* AVAILABLE DATA *
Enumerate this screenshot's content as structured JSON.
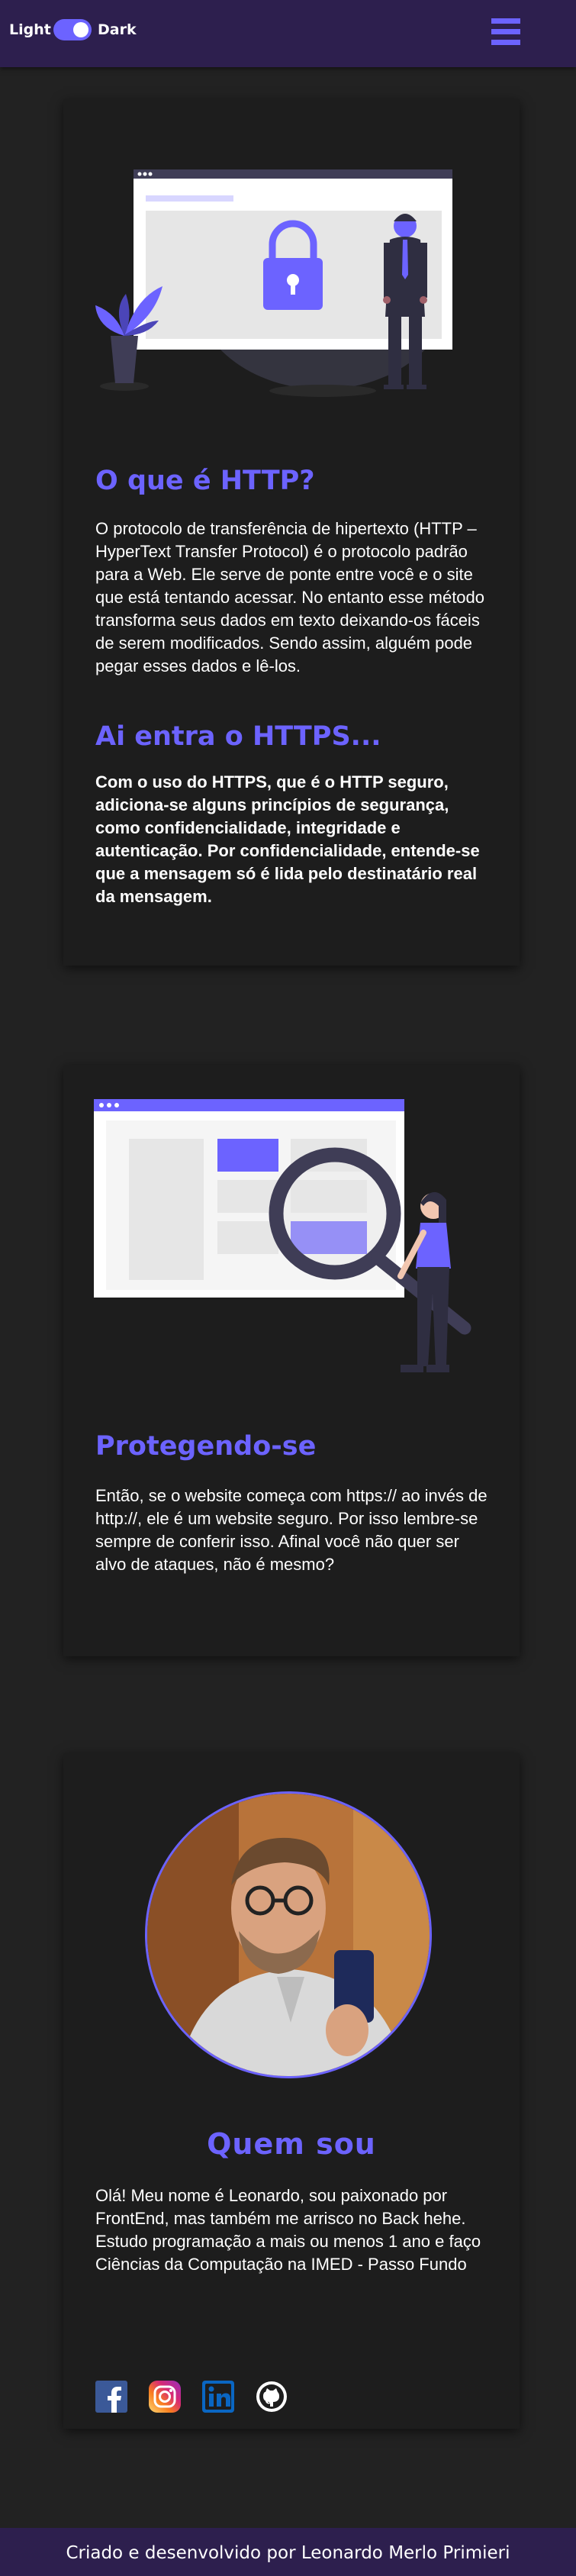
{
  "header": {
    "theme_light_label": "Light",
    "theme_dark_label": "Dark",
    "theme_mode": "dark"
  },
  "colors": {
    "accent": "#6c63ff",
    "background": "#222222",
    "card": "#1d1d1d",
    "header": "#2d1f4e"
  },
  "section_http": {
    "title": "O que é HTTP?",
    "text": "O protocolo de transferência de hipertexto (HTTP – HyperText Transfer Protocol) é o protocolo padrão para a Web. Ele serve de ponte entre você e o site que está tentando acessar. No entanto esse método transforma seus dados em texto deixando-os fáceis de serem modificados. Sendo assim, alguém pode pegar esses dados e lê-los.",
    "subtitle": "Ai entra o HTTPS...",
    "bold_text": "Com o uso do HTTPS, que é o HTTP seguro, adiciona-se alguns princípios de segurança, como confidencialidade, integridade e autenticação. Por confidencialidade, entende-se que a mensagem só é lida pelo destinatário real da mensagem."
  },
  "section_protect": {
    "title": "Protegendo-se",
    "text": "Então, se o website começa com https:// ao invés de http://, ele é um website seguro. Por isso lembre-se sempre de conferir isso. Afinal você não quer ser alvo de ataques, não é mesmo?"
  },
  "section_about": {
    "title": "Quem sou",
    "text": "Olá! Meu nome é Leonardo, sou paixonado por FrontEnd, mas também me arrisco no Back hehe. Estudo programação a mais ou menos 1 ano e faço Ciências da Computação na IMED - Passo Fundo",
    "socials": [
      "facebook-icon",
      "instagram-icon",
      "linkedin-icon",
      "github-icon"
    ]
  },
  "footer": {
    "text": "Criado e desenvolvido por Leonardo Merlo Primieri"
  }
}
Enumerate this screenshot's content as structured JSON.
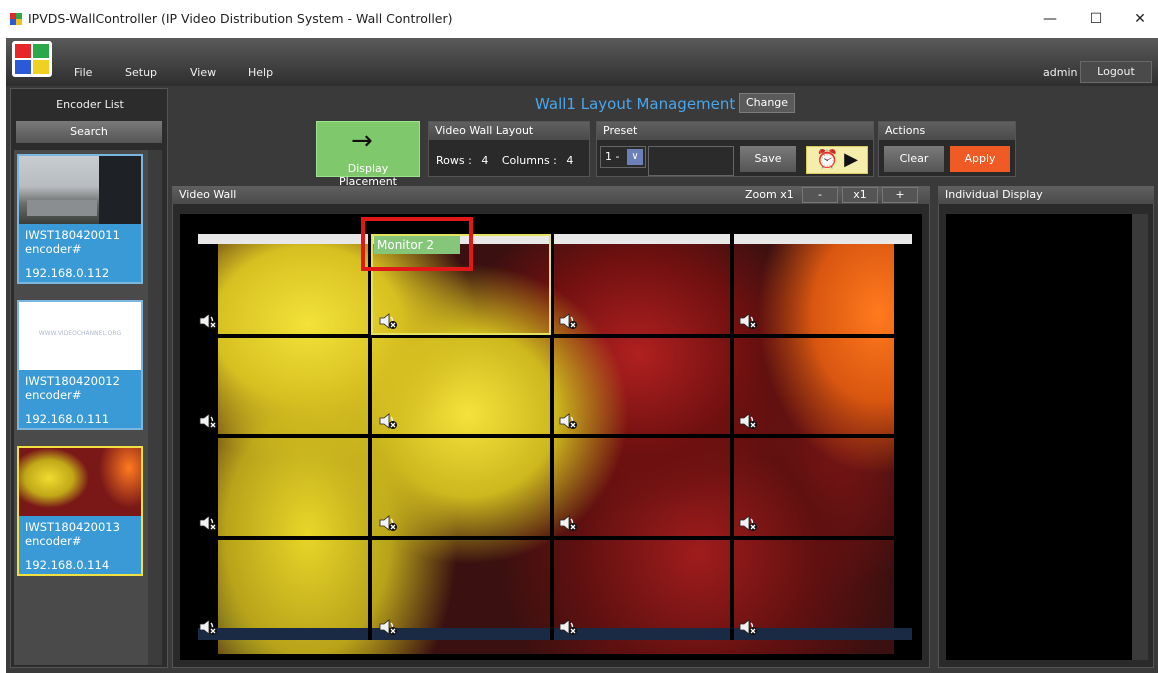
{
  "window": {
    "title": "IPVDS-WallController (IP Video Distribution System - Wall Controller)",
    "minimize": "—",
    "maximize": "☐",
    "close": "✕"
  },
  "menu": {
    "items": [
      "File",
      "Setup",
      "View",
      "Help"
    ],
    "user": "admin",
    "logout": "Logout"
  },
  "encoders": {
    "title": "Encoder List",
    "search": "Search",
    "items": [
      {
        "id": "IWST180420011",
        "type": "encoder#",
        "ip": "192.168.0.112",
        "selected": false
      },
      {
        "id": "IWST180420012",
        "type": "encoder#",
        "ip": "192.168.0.111",
        "selected": false
      },
      {
        "id": "IWST180420013",
        "type": "encoder#",
        "ip": "192.168.0.114",
        "selected": true
      }
    ],
    "thumb2_text": "WWW.VIDEOCHANNEL.ORG"
  },
  "header": {
    "title": "Wall1 Layout Management",
    "change": "Change",
    "display_placement": "Display Placement",
    "display_arrow": "→"
  },
  "layout": {
    "title": "Video Wall Layout",
    "rows_label": "Rows :",
    "rows": "4",
    "cols_label": "Columns :",
    "cols": "4"
  },
  "preset": {
    "title": "Preset",
    "selected": "1 -",
    "save": "Save",
    "alarm_play": "⏰ ▶"
  },
  "actions": {
    "title": "Actions",
    "clear": "Clear",
    "apply": "Apply"
  },
  "videowall": {
    "title": "Video Wall",
    "zoom_label": "Zoom x1",
    "zoom_minus": "-",
    "zoom_reset": "x1",
    "zoom_plus": "+",
    "selected_monitor": "Monitor 2"
  },
  "individual": {
    "title": "Individual Display"
  },
  "colors": {
    "accent_blue": "#4aa6ea",
    "apply_orange": "#f05a24",
    "placement_green": "#7fc86c",
    "highlight_red": "#e01818",
    "encoder_blue": "#3a9ad6"
  }
}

* TO BE DONE *
All entries are to be retyped exactly. Omit any embedded images.

* FULL OUTPUT *
Enumerate this screenshot's content as structured JSON.
{
  "header": {
    "theme_light_label": "Light",
    "theme_dark_label": "Dark",
    "theme_mode": "dark"
  },
  "colors": {
    "accent": "#6c63ff",
    "background": "#222222",
    "card": "#1d1d1d",
    "header": "#2d1f4e"
  },
  "section_http": {
    "title": "O que é HTTP?",
    "text": "O protocolo de transferência de hipertexto (HTTP – HyperText Transfer Protocol) é o protocolo padrão para a Web. Ele serve de ponte entre você e o site que está tentando acessar. No entanto esse método transforma seus dados em texto deixando-os fáceis de serem modificados. Sendo assim, alguém pode pegar esses dados e lê-los.",
    "subtitle": "Ai entra o HTTPS...",
    "bold_text": "Com o uso do HTTPS, que é o HTTP seguro, adiciona-se alguns princípios de segurança, como confidencialidade, integridade e autenticação. Por confidencialidade, entende-se que a mensagem só é lida pelo destinatário real da mensagem."
  },
  "section_protect": {
    "title": "Protegendo-se",
    "text": "Então, se o website começa com https:// ao invés de http://, ele é um website seguro. Por isso lembre-se sempre de conferir isso. Afinal você não quer ser alvo de ataques, não é mesmo?"
  },
  "section_about": {
    "title": "Quem sou",
    "text": "Olá! Meu nome é Leonardo, sou paixonado por FrontEnd, mas também me arrisco no Back hehe. Estudo programação a mais ou menos 1 ano e faço Ciências da Computação na IMED - Passo Fundo",
    "socials": [
      "facebook-icon",
      "instagram-icon",
      "linkedin-icon",
      "github-icon"
    ]
  },
  "footer": {
    "text": "Criado e desenvolvido por Leonardo Merlo Primieri"
  }
}
Enumerate this screenshot's content as structured JSON.
{
  "window": {
    "title": "IPVDS-WallController (IP Video Distribution System - Wall Controller)",
    "minimize": "—",
    "maximize": "☐",
    "close": "✕"
  },
  "menu": {
    "items": [
      "File",
      "Setup",
      "View",
      "Help"
    ],
    "user": "admin",
    "logout": "Logout"
  },
  "encoders": {
    "title": "Encoder List",
    "search": "Search",
    "items": [
      {
        "id": "IWST180420011",
        "type": "encoder#",
        "ip": "192.168.0.112",
        "selected": false
      },
      {
        "id": "IWST180420012",
        "type": "encoder#",
        "ip": "192.168.0.111",
        "selected": false
      },
      {
        "id": "IWST180420013",
        "type": "encoder#",
        "ip": "192.168.0.114",
        "selected": true
      }
    ],
    "thumb2_text": "WWW.VIDEOCHANNEL.ORG"
  },
  "header": {
    "title": "Wall1 Layout Management",
    "change": "Change",
    "display_placement": "Display Placement",
    "display_arrow": "→"
  },
  "layout": {
    "title": "Video Wall Layout",
    "rows_label": "Rows :",
    "rows": "4",
    "cols_label": "Columns :",
    "cols": "4"
  },
  "preset": {
    "title": "Preset",
    "selected": "1 -",
    "save": "Save",
    "alarm_play": "⏰ ▶"
  },
  "actions": {
    "title": "Actions",
    "clear": "Clear",
    "apply": "Apply"
  },
  "videowall": {
    "title": "Video Wall",
    "zoom_label": "Zoom x1",
    "zoom_minus": "-",
    "zoom_reset": "x1",
    "zoom_plus": "+",
    "selected_monitor": "Monitor 2"
  },
  "individual": {
    "title": "Individual Display"
  },
  "colors": {
    "accent_blue": "#4aa6ea",
    "apply_orange": "#f05a24",
    "placement_green": "#7fc86c",
    "highlight_red": "#e01818",
    "encoder_blue": "#3a9ad6"
  }
}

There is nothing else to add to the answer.